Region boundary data

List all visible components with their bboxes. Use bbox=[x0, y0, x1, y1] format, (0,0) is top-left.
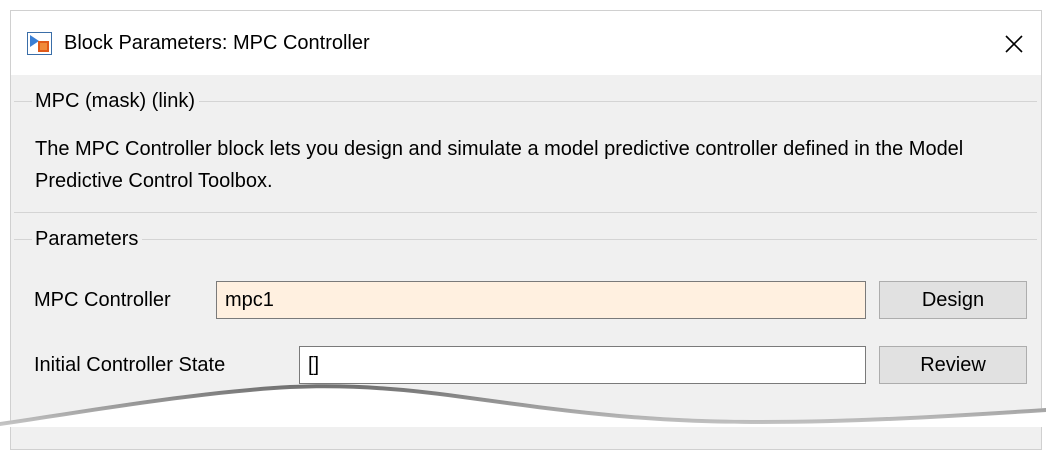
mpc-controller-label: MPC Controller bbox=[34, 289, 171, 311]
close-icon[interactable] bbox=[1001, 31, 1027, 57]
mpc-controller-field[interactable]: mpc1 bbox=[216, 281, 866, 319]
window-title: Block Parameters: MPC Controller bbox=[64, 32, 370, 54]
mask-group-label: MPC (mask) (link) bbox=[32, 88, 199, 114]
title-bar[interactable]: Block Parameters: MPC Controller bbox=[11, 11, 1041, 75]
mask-group: MPC (mask) (link) The MPC Controller blo… bbox=[14, 88, 1037, 213]
design-button[interactable]: Design bbox=[879, 281, 1027, 319]
parameters-group-label: Parameters bbox=[32, 226, 143, 252]
block-description: The MPC Controller block lets you design… bbox=[35, 138, 964, 192]
simulink-block-icon bbox=[27, 32, 52, 55]
torn-edge bbox=[0, 384, 1046, 427]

**Goal of the exercise:**
Rewrite every item with "top-left" changed to "upper-left corner" and nothing else altered. Omit the pictures from your version.

**Solution to this exercise:**
List all visible components with their bboxes. Use bbox=[x0, y0, x1, y1] format, (0,0) is upper-left corner.
mpc-controller-label: MPC Controller bbox=[34, 289, 171, 311]
close-icon[interactable] bbox=[1001, 31, 1027, 57]
mpc-controller-field[interactable]: mpc1 bbox=[216, 281, 866, 319]
window-title: Block Parameters: MPC Controller bbox=[64, 32, 370, 54]
mask-group-label: MPC (mask) (link) bbox=[32, 88, 199, 114]
title-bar[interactable]: Block Parameters: MPC Controller bbox=[11, 11, 1041, 75]
mask-group: MPC (mask) (link) The MPC Controller blo… bbox=[14, 88, 1037, 213]
design-button[interactable]: Design bbox=[879, 281, 1027, 319]
parameters-group-label: Parameters bbox=[32, 226, 143, 252]
block-description: The MPC Controller block lets you design… bbox=[35, 138, 964, 192]
simulink-block-icon bbox=[27, 32, 52, 55]
torn-edge bbox=[0, 384, 1046, 427]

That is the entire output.